### WHAT YOU WILL DO
Images are excluded; otherwise, output every record exactly.

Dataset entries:
=-=-=
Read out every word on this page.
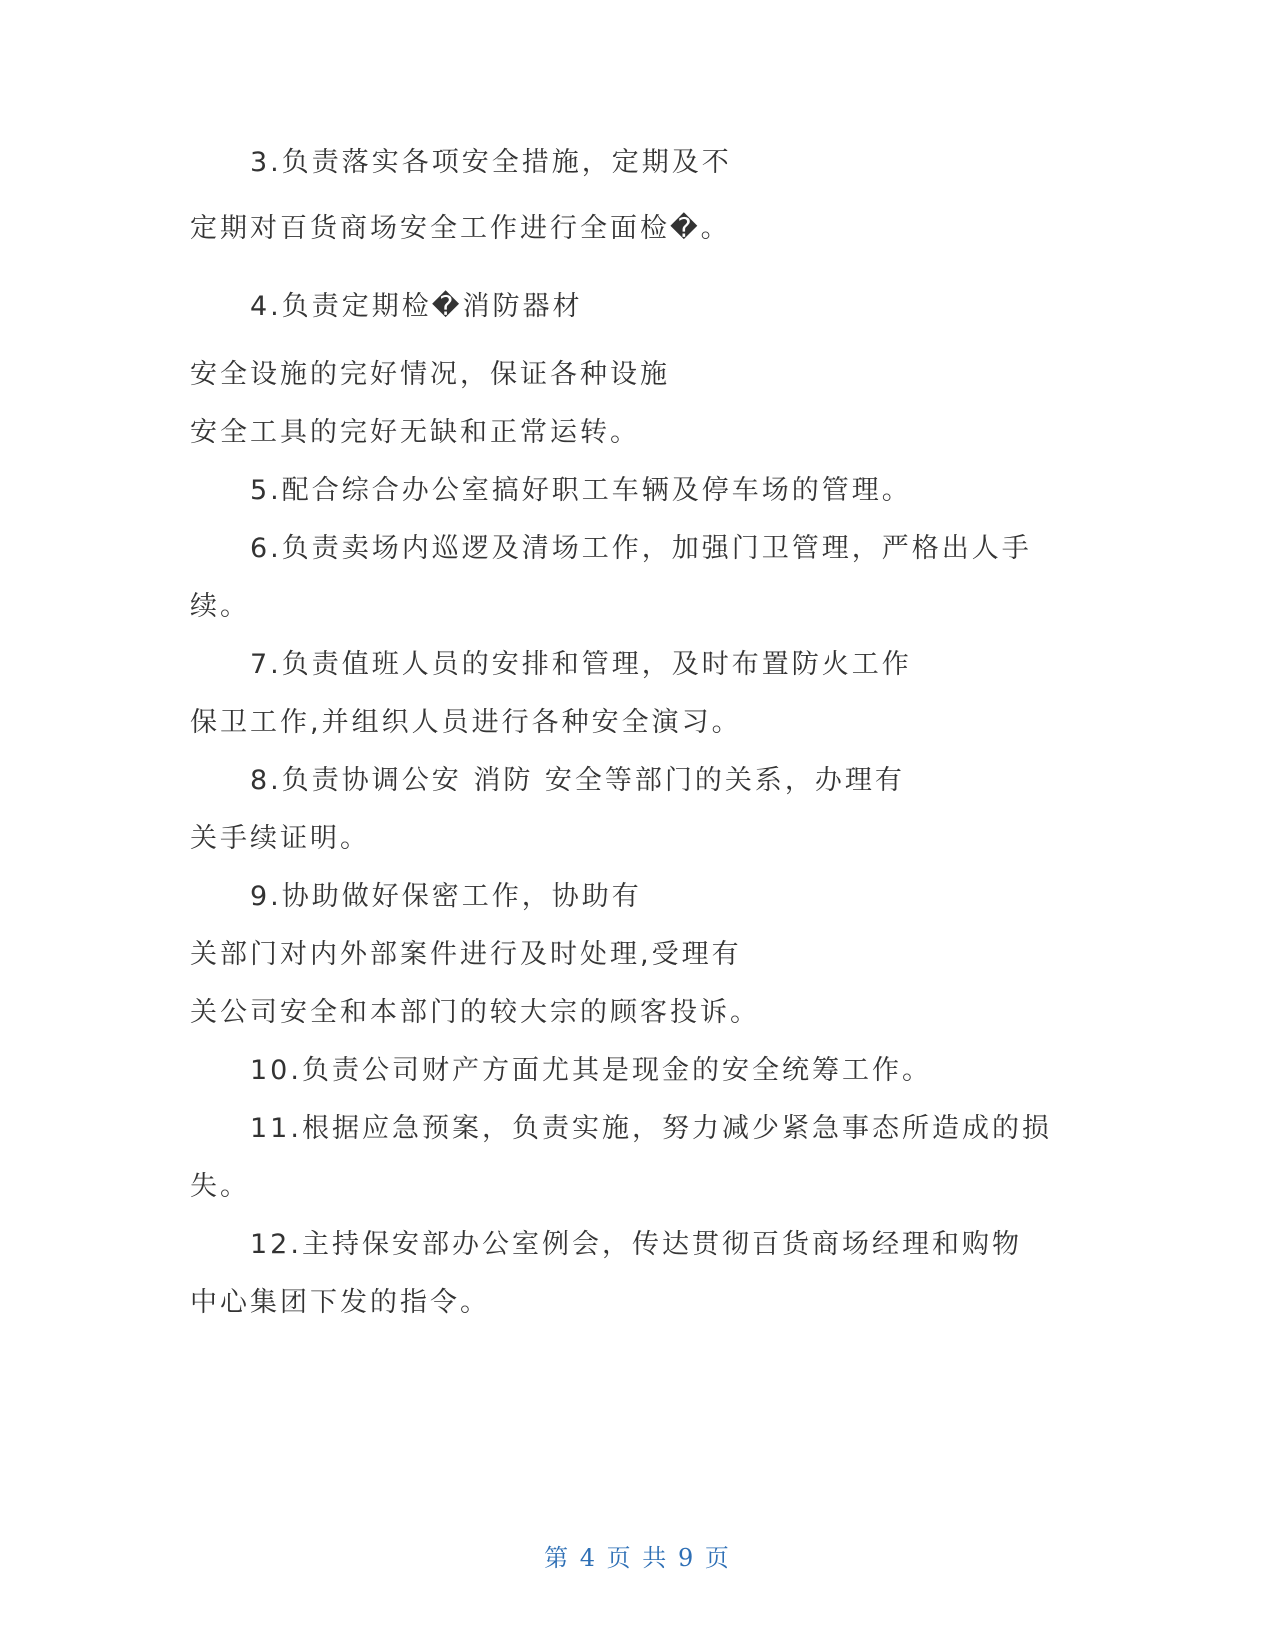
3.负责落实各项安全措施，定期及不
定期对百货商场安全工作进行全面检�。
4.负责定期检�消防器材
安全设施的完好情况，保证各种设施
安全工具的完好无缺和正常运转。
5.配合综合办公室搞好职工车辆及停车场的管理。
6.负责卖场内巡逻及清场工作，加强门卫管理，严格出人手
续。
7.负责值班人员的安排和管理，及时布置防火工作
保卫工作,并组织人员进行各种安全演习。
8.负责协调公安 消防 安全等部门的关系，办理有
关手续证明。
9.协助做好保密工作，协助有
关部门对内外部案件进行及时处理,受理有
关公司安全和本部门的较大宗的顾客投诉。
10.负责公司财产方面尤其是现金的安全统筹工作。
11.根据应急预案，负责实施，努力减少紧急事态所造成的损
失。
12.主持保安部办公室例会，传达贯彻百货商场经理和购物
中心集团下发的指令。
第 4 页 共 9 页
=-=-=
### CORRECT ANSWER
Read out every word on this page.
3.负责落实各项安全措施，定期及不
定期对百货商场安全工作进行全面检�。
4.负责定期检�消防器材
安全设施的完好情况，保证各种设施
安全工具的完好无缺和正常运转。
5.配合综合办公室搞好职工车辆及停车场的管理。
6.负责卖场内巡逻及清场工作，加强门卫管理，严格出人手
续。
7.负责值班人员的安排和管理，及时布置防火工作
保卫工作,并组织人员进行各种安全演习。
8.负责协调公安 消防 安全等部门的关系，办理有
关手续证明。
9.协助做好保密工作，协助有
关部门对内外部案件进行及时处理,受理有
关公司安全和本部门的较大宗的顾客投诉。
10.负责公司财产方面尤其是现金的安全统筹工作。
11.根据应急预案，负责实施，努力减少紧急事态所造成的损
失。
12.主持保安部办公室例会，传达贯彻百货商场经理和购物
中心集团下发的指令。
第 4 页 共 9 页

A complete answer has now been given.